━━━ AVAILABLE RECORDS

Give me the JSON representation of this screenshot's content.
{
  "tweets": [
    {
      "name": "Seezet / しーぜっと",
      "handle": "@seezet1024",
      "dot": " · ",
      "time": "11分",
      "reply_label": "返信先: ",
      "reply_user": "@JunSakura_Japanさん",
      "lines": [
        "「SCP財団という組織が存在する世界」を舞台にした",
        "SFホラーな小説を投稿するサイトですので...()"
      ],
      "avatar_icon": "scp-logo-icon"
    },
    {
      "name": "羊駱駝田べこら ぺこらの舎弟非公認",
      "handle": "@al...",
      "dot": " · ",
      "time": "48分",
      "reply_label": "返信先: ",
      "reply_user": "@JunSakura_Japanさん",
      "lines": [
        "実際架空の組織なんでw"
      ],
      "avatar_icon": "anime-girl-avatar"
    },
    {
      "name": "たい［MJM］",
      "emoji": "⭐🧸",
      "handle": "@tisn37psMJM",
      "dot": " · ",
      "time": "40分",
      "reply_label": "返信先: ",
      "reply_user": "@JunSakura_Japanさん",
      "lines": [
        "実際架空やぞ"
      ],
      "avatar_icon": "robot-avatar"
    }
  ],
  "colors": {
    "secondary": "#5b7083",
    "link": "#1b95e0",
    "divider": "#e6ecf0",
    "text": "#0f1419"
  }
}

━━━━━━
━━━ AVAILABLE RECORDS

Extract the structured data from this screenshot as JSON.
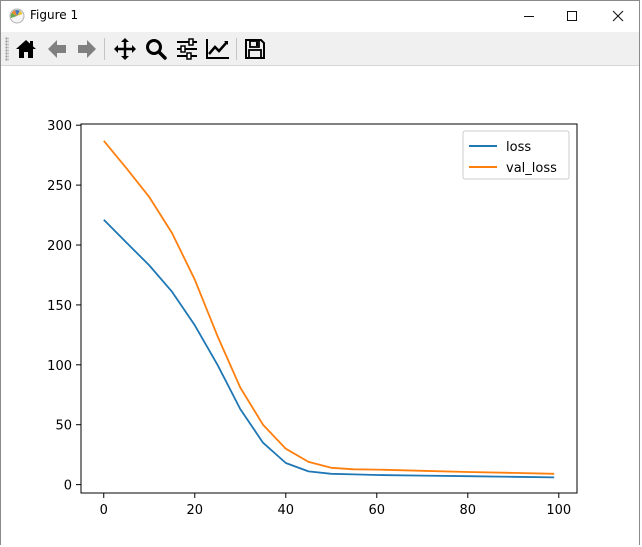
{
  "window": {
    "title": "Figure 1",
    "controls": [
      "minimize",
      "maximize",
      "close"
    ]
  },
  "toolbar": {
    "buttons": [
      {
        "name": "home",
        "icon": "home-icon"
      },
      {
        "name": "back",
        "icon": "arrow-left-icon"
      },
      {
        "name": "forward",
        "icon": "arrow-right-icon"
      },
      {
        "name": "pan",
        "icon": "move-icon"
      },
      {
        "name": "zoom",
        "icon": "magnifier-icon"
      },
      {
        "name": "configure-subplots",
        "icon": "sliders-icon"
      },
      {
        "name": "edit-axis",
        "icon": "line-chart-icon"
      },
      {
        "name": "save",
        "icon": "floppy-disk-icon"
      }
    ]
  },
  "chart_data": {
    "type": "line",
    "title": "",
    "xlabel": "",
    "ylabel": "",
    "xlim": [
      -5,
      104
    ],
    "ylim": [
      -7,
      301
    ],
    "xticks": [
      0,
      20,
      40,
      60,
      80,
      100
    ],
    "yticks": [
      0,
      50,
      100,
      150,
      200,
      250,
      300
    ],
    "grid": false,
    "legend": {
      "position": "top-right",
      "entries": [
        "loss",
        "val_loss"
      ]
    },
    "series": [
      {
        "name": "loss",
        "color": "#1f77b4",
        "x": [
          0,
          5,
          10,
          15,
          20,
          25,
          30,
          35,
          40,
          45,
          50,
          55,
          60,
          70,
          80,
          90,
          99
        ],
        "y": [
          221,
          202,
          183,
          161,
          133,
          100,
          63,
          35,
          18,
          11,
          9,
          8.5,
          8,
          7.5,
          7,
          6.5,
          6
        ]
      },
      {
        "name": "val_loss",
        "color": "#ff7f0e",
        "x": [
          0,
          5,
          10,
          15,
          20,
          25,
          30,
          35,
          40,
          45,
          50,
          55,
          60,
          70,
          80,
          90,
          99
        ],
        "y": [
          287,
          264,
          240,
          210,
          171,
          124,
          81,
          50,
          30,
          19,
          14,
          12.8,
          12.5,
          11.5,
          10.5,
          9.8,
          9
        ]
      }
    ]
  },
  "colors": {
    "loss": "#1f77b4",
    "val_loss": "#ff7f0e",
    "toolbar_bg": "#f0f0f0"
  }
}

━━━━━━
━━━ AVAILABLE RECORDS

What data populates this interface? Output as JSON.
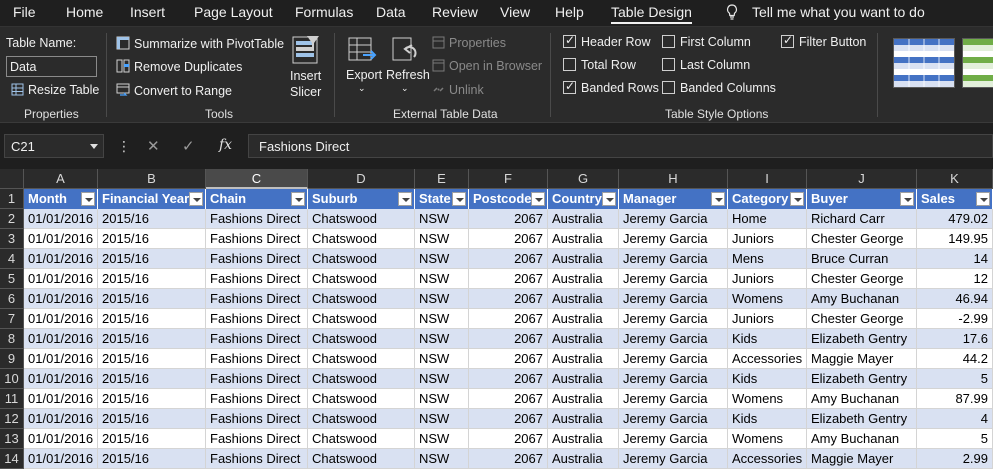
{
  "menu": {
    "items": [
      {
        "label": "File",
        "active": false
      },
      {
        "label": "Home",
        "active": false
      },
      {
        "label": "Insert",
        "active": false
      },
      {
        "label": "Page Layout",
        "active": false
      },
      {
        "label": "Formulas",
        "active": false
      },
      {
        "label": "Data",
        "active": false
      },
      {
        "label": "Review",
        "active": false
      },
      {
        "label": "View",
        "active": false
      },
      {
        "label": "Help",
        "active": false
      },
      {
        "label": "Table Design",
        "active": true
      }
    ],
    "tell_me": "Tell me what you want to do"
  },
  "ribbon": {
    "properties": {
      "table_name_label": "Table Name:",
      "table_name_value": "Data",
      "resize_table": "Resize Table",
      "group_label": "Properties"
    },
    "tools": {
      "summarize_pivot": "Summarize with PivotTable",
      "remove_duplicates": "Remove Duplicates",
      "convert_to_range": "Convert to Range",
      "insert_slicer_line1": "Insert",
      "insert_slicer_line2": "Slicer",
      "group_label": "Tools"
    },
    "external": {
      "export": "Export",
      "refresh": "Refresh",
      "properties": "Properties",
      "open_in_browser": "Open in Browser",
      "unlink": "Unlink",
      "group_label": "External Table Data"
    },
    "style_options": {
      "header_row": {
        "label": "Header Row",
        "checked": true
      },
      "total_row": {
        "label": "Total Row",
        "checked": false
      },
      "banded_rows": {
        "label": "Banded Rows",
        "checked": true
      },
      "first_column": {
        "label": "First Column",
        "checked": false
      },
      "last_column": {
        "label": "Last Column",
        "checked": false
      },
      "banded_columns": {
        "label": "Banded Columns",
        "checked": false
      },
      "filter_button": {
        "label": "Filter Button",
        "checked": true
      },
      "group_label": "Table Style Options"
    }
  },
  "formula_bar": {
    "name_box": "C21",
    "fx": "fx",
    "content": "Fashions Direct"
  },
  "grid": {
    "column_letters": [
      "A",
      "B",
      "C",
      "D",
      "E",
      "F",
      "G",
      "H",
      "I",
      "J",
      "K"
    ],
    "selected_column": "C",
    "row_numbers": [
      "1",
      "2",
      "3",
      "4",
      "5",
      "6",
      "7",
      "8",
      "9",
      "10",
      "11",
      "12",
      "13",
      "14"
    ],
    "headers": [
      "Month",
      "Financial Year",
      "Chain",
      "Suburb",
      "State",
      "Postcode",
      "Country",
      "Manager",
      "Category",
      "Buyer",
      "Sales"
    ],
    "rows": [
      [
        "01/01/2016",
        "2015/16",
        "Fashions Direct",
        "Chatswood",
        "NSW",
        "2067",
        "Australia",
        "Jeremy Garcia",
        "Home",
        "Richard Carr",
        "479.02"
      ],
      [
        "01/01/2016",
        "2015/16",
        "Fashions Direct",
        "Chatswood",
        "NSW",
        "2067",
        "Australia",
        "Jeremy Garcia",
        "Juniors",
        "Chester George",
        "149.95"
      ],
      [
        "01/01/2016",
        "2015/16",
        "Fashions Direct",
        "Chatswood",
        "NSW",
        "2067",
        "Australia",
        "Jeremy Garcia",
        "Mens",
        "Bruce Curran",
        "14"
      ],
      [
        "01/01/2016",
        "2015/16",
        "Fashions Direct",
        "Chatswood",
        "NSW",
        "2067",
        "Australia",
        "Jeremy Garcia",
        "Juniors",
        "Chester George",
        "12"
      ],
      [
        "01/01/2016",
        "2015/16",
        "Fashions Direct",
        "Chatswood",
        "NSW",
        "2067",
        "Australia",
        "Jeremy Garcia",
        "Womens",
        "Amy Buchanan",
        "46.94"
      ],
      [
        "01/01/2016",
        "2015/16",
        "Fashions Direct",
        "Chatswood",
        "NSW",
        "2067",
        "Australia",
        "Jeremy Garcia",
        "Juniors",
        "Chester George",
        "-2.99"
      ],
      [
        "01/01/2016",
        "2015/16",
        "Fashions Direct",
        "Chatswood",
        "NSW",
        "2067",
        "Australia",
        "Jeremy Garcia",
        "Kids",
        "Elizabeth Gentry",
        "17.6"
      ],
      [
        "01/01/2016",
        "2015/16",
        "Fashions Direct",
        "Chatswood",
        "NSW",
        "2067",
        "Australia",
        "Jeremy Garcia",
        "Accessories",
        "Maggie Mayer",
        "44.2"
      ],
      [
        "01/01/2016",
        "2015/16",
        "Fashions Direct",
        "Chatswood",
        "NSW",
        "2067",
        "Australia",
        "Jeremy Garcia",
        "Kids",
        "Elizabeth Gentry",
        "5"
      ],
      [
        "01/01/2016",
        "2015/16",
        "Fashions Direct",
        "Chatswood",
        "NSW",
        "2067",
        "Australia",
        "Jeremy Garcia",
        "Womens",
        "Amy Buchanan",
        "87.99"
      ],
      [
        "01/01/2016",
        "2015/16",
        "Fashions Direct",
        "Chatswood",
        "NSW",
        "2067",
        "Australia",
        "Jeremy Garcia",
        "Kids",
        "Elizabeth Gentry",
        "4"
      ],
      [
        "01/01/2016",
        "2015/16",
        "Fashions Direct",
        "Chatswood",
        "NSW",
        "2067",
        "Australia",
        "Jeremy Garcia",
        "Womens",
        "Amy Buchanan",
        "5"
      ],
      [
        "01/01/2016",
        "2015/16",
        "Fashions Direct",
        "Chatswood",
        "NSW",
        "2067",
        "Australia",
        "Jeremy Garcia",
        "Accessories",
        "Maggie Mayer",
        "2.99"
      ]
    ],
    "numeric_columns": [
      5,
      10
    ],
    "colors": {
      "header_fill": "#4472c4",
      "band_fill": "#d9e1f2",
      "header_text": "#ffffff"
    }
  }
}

━━━━━━

### PROBLEM STATEMENT
Each line holding "right" must be found and copied.

### WRITTEN ANSWER
        "icon": "arrow-right-icon"
      "position": "top-right",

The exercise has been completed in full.